To do:
Reproduce the listing below verbatim, line by line, but omit the picture from your reproduction.

Dataset extract:

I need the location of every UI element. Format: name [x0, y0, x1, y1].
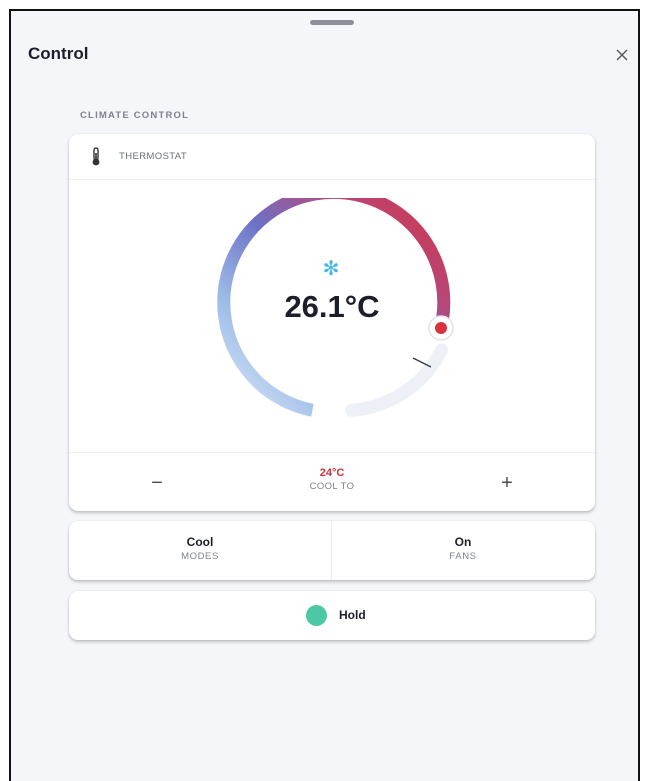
modes-button[interactable]: Cool MODES	[69, 521, 332, 580]
setpoint-display[interactable]: 24°C COOL TO	[282, 467, 382, 492]
increase-button[interactable]: +	[477, 463, 537, 503]
modes-fans-card: Cool MODES On FANS	[69, 521, 595, 580]
hold-button[interactable]: Hold	[69, 591, 595, 640]
section-label: CLIMATE CONTROL	[80, 110, 190, 121]
thermostat-header: THERMOSTAT	[69, 134, 595, 180]
fans-label: FANS	[449, 551, 477, 562]
page-title: Control	[28, 44, 89, 63]
thermometer-icon	[92, 147, 100, 166]
decrease-button[interactable]: −	[127, 463, 187, 503]
drag-handle[interactable]	[310, 20, 354, 25]
fans-button[interactable]: On FANS	[332, 521, 594, 580]
control-panel: Control CLIMATE CONTROL THERMOSTAT ✻ 26.…	[9, 9, 640, 781]
hold-indicator	[306, 605, 327, 626]
hold-label: Hold	[339, 608, 366, 622]
thermostat-card: THERMOSTAT ✻ 26.1°C − 24°C COOL TO +	[69, 134, 595, 511]
snowflake-icon: ✻	[322, 257, 340, 280]
modes-label: MODES	[181, 551, 219, 562]
modes-value: Cool	[186, 535, 214, 549]
fans-value: On	[454, 535, 472, 549]
thermostat-label: THERMOSTAT	[119, 151, 188, 162]
dial-track-arc	[345, 343, 449, 417]
dial-knob-handle[interactable]	[428, 315, 454, 341]
close-button[interactable]	[611, 44, 633, 66]
current-temperature: 26.1°C	[284, 289, 380, 324]
setpoint-row: − 24°C COOL TO +	[69, 452, 595, 512]
setpoint-value: 24°C	[319, 467, 345, 479]
setpoint-label: COOL TO	[309, 481, 355, 492]
close-icon	[616, 49, 628, 61]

Output for this exercise:
I need the location of every UI element. Format: name [x0, y0, x1, y1].
modes-button[interactable]: Cool MODES	[69, 521, 332, 580]
setpoint-display[interactable]: 24°C COOL TO	[282, 467, 382, 492]
increase-button[interactable]: +	[477, 463, 537, 503]
modes-fans-card: Cool MODES On FANS	[69, 521, 595, 580]
hold-button[interactable]: Hold	[69, 591, 595, 640]
section-label: CLIMATE CONTROL	[80, 110, 190, 121]
thermostat-header: THERMOSTAT	[69, 134, 595, 180]
fans-label: FANS	[449, 551, 477, 562]
page-title: Control	[28, 44, 89, 63]
thermometer-icon	[92, 147, 100, 166]
decrease-button[interactable]: −	[127, 463, 187, 503]
drag-handle[interactable]	[310, 20, 354, 25]
fans-button[interactable]: On FANS	[332, 521, 594, 580]
control-panel: Control CLIMATE CONTROL THERMOSTAT ✻ 26.…	[9, 9, 640, 781]
hold-indicator	[306, 605, 327, 626]
hold-label: Hold	[339, 608, 366, 622]
thermostat-card: THERMOSTAT ✻ 26.1°C − 24°C COOL TO +	[69, 134, 595, 511]
snowflake-icon: ✻	[322, 257, 340, 280]
modes-label: MODES	[181, 551, 219, 562]
modes-value: Cool	[186, 535, 214, 549]
fans-value: On	[454, 535, 472, 549]
thermostat-label: THERMOSTAT	[119, 151, 188, 162]
dial-track-arc	[345, 343, 449, 417]
dial-knob-handle[interactable]	[428, 315, 454, 341]
close-button[interactable]	[611, 44, 633, 66]
current-temperature: 26.1°C	[284, 289, 380, 324]
setpoint-row: − 24°C COOL TO +	[69, 452, 595, 512]
setpoint-value: 24°C	[319, 467, 345, 479]
setpoint-label: COOL TO	[309, 481, 355, 492]
close-icon	[616, 49, 628, 61]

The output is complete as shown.